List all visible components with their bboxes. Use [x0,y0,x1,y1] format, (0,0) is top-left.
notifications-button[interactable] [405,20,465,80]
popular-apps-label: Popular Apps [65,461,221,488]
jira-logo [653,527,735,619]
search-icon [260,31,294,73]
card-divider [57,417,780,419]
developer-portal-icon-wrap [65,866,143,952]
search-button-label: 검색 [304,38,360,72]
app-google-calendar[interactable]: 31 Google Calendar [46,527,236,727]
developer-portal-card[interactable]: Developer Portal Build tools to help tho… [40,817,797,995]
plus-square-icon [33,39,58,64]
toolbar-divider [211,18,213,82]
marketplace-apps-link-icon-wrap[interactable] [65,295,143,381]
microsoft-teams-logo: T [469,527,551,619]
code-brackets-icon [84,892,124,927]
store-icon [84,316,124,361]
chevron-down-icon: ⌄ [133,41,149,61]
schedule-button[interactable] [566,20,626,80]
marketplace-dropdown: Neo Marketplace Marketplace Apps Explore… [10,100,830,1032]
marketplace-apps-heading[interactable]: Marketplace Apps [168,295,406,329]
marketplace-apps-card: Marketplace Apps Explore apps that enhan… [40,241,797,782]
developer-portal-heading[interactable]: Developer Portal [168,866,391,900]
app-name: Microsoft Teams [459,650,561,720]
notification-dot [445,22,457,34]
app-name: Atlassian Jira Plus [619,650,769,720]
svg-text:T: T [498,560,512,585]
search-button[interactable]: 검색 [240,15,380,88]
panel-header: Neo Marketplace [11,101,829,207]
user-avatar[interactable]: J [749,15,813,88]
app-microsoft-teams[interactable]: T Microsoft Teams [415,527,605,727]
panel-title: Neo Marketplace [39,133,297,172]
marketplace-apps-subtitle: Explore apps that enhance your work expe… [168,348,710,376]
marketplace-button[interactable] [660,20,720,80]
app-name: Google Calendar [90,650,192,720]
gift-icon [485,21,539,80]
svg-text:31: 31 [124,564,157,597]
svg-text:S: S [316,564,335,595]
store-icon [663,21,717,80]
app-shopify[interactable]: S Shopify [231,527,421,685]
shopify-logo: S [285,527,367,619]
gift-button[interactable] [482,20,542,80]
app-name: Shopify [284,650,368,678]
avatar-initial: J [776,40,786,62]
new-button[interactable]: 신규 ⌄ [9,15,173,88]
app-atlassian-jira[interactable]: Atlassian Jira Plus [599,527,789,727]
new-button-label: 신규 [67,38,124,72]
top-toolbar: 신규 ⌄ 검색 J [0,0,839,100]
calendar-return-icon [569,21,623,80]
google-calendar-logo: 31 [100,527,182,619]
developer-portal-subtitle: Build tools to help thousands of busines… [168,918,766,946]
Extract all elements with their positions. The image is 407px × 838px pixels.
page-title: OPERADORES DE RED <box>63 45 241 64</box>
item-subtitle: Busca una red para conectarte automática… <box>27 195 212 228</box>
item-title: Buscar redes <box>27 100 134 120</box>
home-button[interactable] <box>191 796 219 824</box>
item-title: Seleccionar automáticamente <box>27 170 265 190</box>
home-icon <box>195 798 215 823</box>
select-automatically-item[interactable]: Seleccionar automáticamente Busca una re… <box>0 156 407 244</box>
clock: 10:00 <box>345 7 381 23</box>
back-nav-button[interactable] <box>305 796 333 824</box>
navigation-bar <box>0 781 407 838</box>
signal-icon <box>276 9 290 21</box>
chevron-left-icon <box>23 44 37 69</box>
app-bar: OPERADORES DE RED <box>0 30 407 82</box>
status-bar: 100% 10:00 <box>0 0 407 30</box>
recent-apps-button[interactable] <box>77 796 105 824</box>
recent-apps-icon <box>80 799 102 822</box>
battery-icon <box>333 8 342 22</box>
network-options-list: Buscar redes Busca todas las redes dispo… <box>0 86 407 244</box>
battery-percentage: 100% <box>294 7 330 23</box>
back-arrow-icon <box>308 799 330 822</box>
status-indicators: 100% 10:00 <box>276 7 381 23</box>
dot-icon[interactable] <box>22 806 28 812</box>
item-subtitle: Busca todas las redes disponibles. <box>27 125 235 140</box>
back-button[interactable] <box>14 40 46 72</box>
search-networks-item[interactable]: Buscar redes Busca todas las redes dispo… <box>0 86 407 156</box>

____

* [TASK TO CARRY OUT]
Reproduce the records unchanged, from their first line through the line holding "developer-portal-card[interactable]: Developer Portal", inclusive.

* [RESPONSE BELOW]
List all visible components with their bboxes. Use [x0,y0,x1,y1] format, (0,0) is top-left.
notifications-button[interactable] [405,20,465,80]
popular-apps-label: Popular Apps [65,461,221,488]
jira-logo [653,527,735,619]
search-icon [260,31,294,73]
card-divider [57,417,780,419]
developer-portal-icon-wrap [65,866,143,952]
search-button-label: 검색 [304,38,360,72]
app-google-calendar[interactable]: 31 Google Calendar [46,527,236,727]
developer-portal-card[interactable]: Developer Portal Build tools to help tho… [40,817,797,995]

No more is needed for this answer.